**INSTRUCTIONS TO FOLLOW**.
Present every line of the records below as a Markdown table with the columns "Row" and "Line", giving each line a row number and omitting blank lines. Leave the pictures out of the table.

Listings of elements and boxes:

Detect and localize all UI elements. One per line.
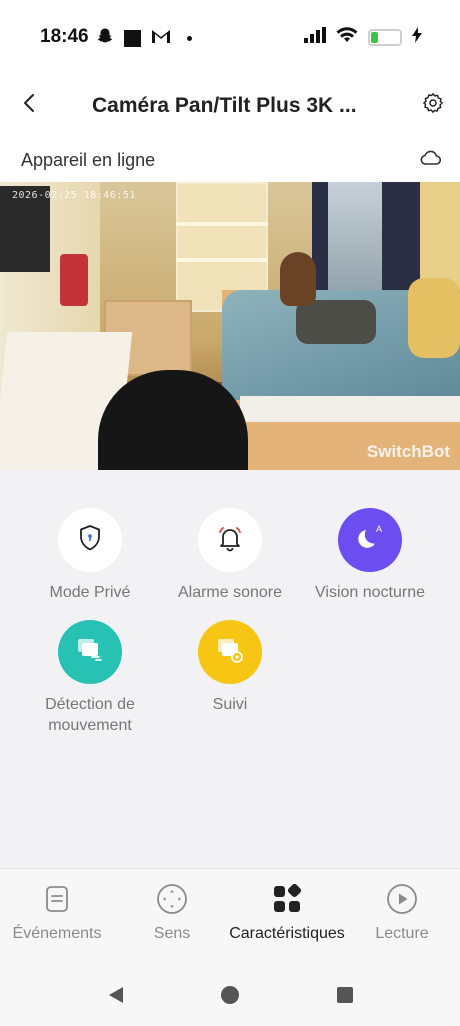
play-icon (384, 881, 420, 917)
shield-lock-icon (77, 524, 103, 557)
scene-shelf-board (176, 222, 268, 226)
feature-label: Suivi (212, 696, 248, 713)
nav-label: Événements (12, 925, 102, 942)
motion-detection-icon (75, 636, 105, 669)
signal-icon (304, 27, 326, 48)
back-button[interactable] (14, 90, 44, 120)
direction-pad-icon (154, 881, 190, 917)
feature-motion-detection[interactable]: Détection de mouvement (15, 620, 165, 736)
snapchat-icon (96, 27, 114, 50)
gear-icon (422, 92, 444, 119)
bell-icon (216, 524, 244, 557)
feature-label: Mode Privé (49, 584, 131, 601)
bottom-navigation: Événements Sens Caractéristiques Lecture (0, 868, 460, 968)
battery-icon (368, 29, 402, 46)
scene-mattress (240, 396, 460, 422)
feature-label: Alarme sonore (177, 584, 283, 601)
scene-blanket (408, 278, 460, 358)
moon-auto-icon: A (355, 523, 385, 558)
page-title: Caméra Pan/Tilt Plus 3K ... (92, 94, 357, 117)
status-bar: 18:46 (0, 0, 460, 76)
feature-label: Détection de mouvement (45, 696, 135, 734)
app-header: Caméra Pan/Tilt Plus 3K ... (0, 76, 460, 136)
nav-tab-direction[interactable]: Sens (122, 881, 222, 943)
video-timestamp: 2026-02-25 18:46:51 (12, 190, 136, 201)
home-circle-icon (220, 985, 240, 1010)
battery-fill (371, 32, 378, 43)
back-triangle-icon (107, 986, 125, 1009)
device-status-text: Appareil en ligne (21, 150, 156, 170)
nav-tab-features[interactable]: Caractéristiques (226, 881, 348, 945)
notification-icons (96, 27, 192, 50)
dot-icon (187, 36, 192, 41)
camera-live-view[interactable]: 2026-02-25 18:46:51 SwitchBot (0, 182, 460, 470)
tracking-icon (215, 636, 245, 669)
feature-night-vision-button[interactable]: A (338, 508, 402, 572)
system-back-button[interactable] (105, 986, 127, 1008)
wifi-icon (336, 27, 358, 48)
scene-bag (60, 254, 88, 306)
gmail-icon (151, 28, 171, 49)
svg-text:A: A (376, 524, 382, 534)
system-navigation-bar (0, 968, 460, 1026)
features-grid-icon (269, 881, 305, 917)
charging-bolt-icon (412, 27, 422, 48)
events-icon (39, 881, 75, 917)
chevron-left-icon (22, 93, 36, 118)
system-home-button[interactable] (219, 985, 241, 1010)
nav-label: Lecture (375, 925, 429, 942)
nav-label: Caractéristiques (229, 925, 345, 942)
recents-square-icon (336, 986, 354, 1009)
settings-button[interactable] (418, 90, 448, 120)
video-watermark: SwitchBot (366, 442, 450, 461)
device-status-row: Appareil en ligne (0, 136, 460, 182)
feature-private-mode[interactable]: Mode Privé (15, 508, 165, 603)
scene-pillow (296, 300, 376, 344)
scene-shelf-board (176, 258, 268, 262)
nav-tab-events[interactable]: Événements (2, 881, 112, 943)
feature-sound-alarm[interactable]: Alarme sonore (155, 508, 305, 603)
feature-tracking[interactable]: Suivi (155, 620, 305, 715)
feature-night-vision[interactable]: A Vision nocturne (295, 508, 445, 603)
scene-window (328, 182, 386, 302)
nav-tab-playback[interactable]: Lecture (352, 881, 452, 943)
square-notification-icon (124, 30, 141, 47)
feature-private-mode-button[interactable] (58, 508, 122, 572)
feature-motion-detection-button[interactable] (58, 620, 122, 684)
status-time: 18:46 (40, 26, 89, 47)
feature-label: Vision nocturne (315, 584, 425, 601)
scene-teddy-bear (280, 252, 316, 306)
cloud-icon (419, 150, 442, 171)
nav-label: Sens (153, 925, 191, 942)
cloud-button[interactable] (416, 148, 444, 172)
system-recents-button[interactable] (334, 986, 356, 1008)
feature-tracking-button[interactable] (198, 620, 262, 684)
feature-sound-alarm-button[interactable] (198, 508, 262, 572)
features-panel: Mode Privé Alarme sonore A Vision noctur… (0, 470, 460, 868)
system-icons (304, 27, 422, 48)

**THE SOLUTION**.
| Row | Line |
|---|---|
| 1 | Detect and localize all UI elements. One per line. |
| 2 | play-icon (384, 881, 420, 917) |
| 3 | shield-lock-icon (77, 524, 103, 557) |
| 4 | scene-shelf-board (176, 222, 268, 226) |
| 5 | feature-label: Suivi (212, 696, 248, 713) |
| 6 | nav-label: Événements (12, 925, 102, 942) |
| 7 | motion-detection-icon (75, 636, 105, 669) |
| 8 | signal-icon (304, 27, 326, 48) |
| 9 | back-button[interactable] (14, 90, 44, 120) |
| 10 | direction-pad-icon (154, 881, 190, 917) |
| 11 | feature-motion-detection[interactable]: Détection de mouvement (15, 620, 165, 736) |
| 12 | snapchat-icon (96, 27, 114, 50) |
| 13 | gear-icon (422, 92, 444, 119) |
| 14 | bell-icon (216, 524, 244, 557) |
| 15 | feature-label: Mode Privé (49, 584, 131, 601) |
| 16 | bottom-navigation: Événements Sens Caractéristiques Lecture (0, 868, 460, 968) |
| 17 | battery-icon (368, 29, 402, 46) |
| 18 | scene-mattress (240, 396, 460, 422) |
| 19 | feature-label: Alarme sonore (177, 584, 283, 601) |
| 20 | scene-blanket (408, 278, 460, 358) |
| 21 | moon-auto-icon: A (355, 523, 385, 558) |
| 22 | page-title: Caméra Pan/Tilt Plus 3K ... (92, 94, 357, 117) |
| 23 | status-bar: 18:46 (0, 0, 460, 76) |
| 24 | feature-label: Détection de mouvement (45, 696, 135, 734) |
| 25 | app-header: Caméra Pan/Tilt Plus 3K ... (0, 76, 460, 136) |
| 26 | nav-tab-direction[interactable]: Sens (122, 881, 222, 943) |
| 27 | video-timestamp: 2026-02-25 18:46:51 (12, 190, 136, 201) |
| 28 | home-circle-icon (220, 985, 240, 1010) |
| 29 | battery-fill (371, 32, 378, 43) |
| 30 | back-triangle-icon (107, 986, 125, 1009) |
| 31 | device-status-text: Appareil en ligne (21, 150, 156, 170) |
| 32 | nav-tab-features[interactable]: Caractéristiques (226, 881, 348, 945) |
| 33 | notification-icons (96, 27, 192, 50) |
| 34 | dot-icon (187, 36, 192, 41) |
| 35 | camera-live-view[interactable]: 2026-02-25 18:46:51 SwitchBot (0, 182, 460, 470) |
| 36 | tracking-icon (215, 636, 245, 669) |
| 37 | feature-night-vision-button[interactable]: A (338, 508, 402, 572) |
| 38 | system-back-button[interactable] (105, 986, 127, 1008) |
| 39 | wifi-icon (336, 27, 358, 48) |
| 40 | scene-bag (60, 254, 88, 306) |
| 41 | gmail-icon (151, 28, 171, 49) |
| 42 | svg-text:A: A (376, 524, 382, 534) |
| 43 | system-navigation-bar (0, 968, 460, 1026) |
| 44 | features-grid-icon (269, 881, 305, 917) |
| 45 | charging-bolt-icon (412, 27, 422, 48) |
| 46 | events-icon (39, 881, 75, 917) |
| 47 | chevron-left-icon (22, 93, 36, 118) |
| 48 | system-home-button[interactable] (219, 985, 241, 1010) |
| 49 | nav-label: Lecture (375, 925, 429, 942) |
| 50 | nav-label: Caractéristiques (229, 925, 345, 942) |
| 51 | recents-square-icon (336, 986, 354, 1009) |
| 52 | settings-button[interactable] (418, 90, 448, 120) |
| 53 | video-watermark: SwitchBot (366, 442, 450, 461) |
| 54 | device-status-row: Appareil en ligne (0, 136, 460, 182) |
| 55 | feature-private-mode[interactable]: Mode Privé (15, 508, 165, 603) |
| 56 | scene-pillow (296, 300, 376, 344) |
| 57 | scene-shelf-board (176, 258, 268, 262) |
| 58 | nav-tab-events[interactable]: Événements (2, 881, 112, 943) |
| 59 | feature-sound-alarm[interactable]: Alarme sonore (155, 508, 305, 603) |
| 60 | feature-tracking[interactable]: Suivi (155, 620, 305, 715) |
| 61 | feature-night-vision[interactable]: A Vision nocturne (295, 508, 445, 603) |
| 62 | scene-window (328, 182, 386, 302) |
| 63 | nav-tab-playback[interactable]: Lecture (352, 881, 452, 943) |
| 64 | square-notification-icon (124, 30, 141, 47) |
| 65 | feature-private-mode-button[interactable] (58, 508, 122, 572) |
| 66 | feature-motion-detection-button[interactable] (58, 620, 122, 684) |
| 67 | status-time: 18:46 (40, 26, 89, 47) |
| 68 | feature-label: Vision nocturne (315, 584, 425, 601) |
| 69 | scene-teddy-bear (280, 252, 316, 306) |
| 70 | cloud-icon (419, 150, 442, 171) |
| 71 | nav-label: Sens (153, 925, 191, 942) |
| 72 | cloud-button[interactable] (416, 148, 444, 172) |
| 73 | system-recents-button[interactable] (334, 986, 356, 1008) |
| 74 | feature-tracking-button[interactable] (198, 620, 262, 684) |
| 75 | feature-sound-alarm-button[interactable] (198, 508, 262, 572) |
| 76 | features-panel: Mode Privé Alarme sonore A Vision noctur… (0, 470, 460, 868) |
| 77 | system-icons (304, 27, 422, 48) |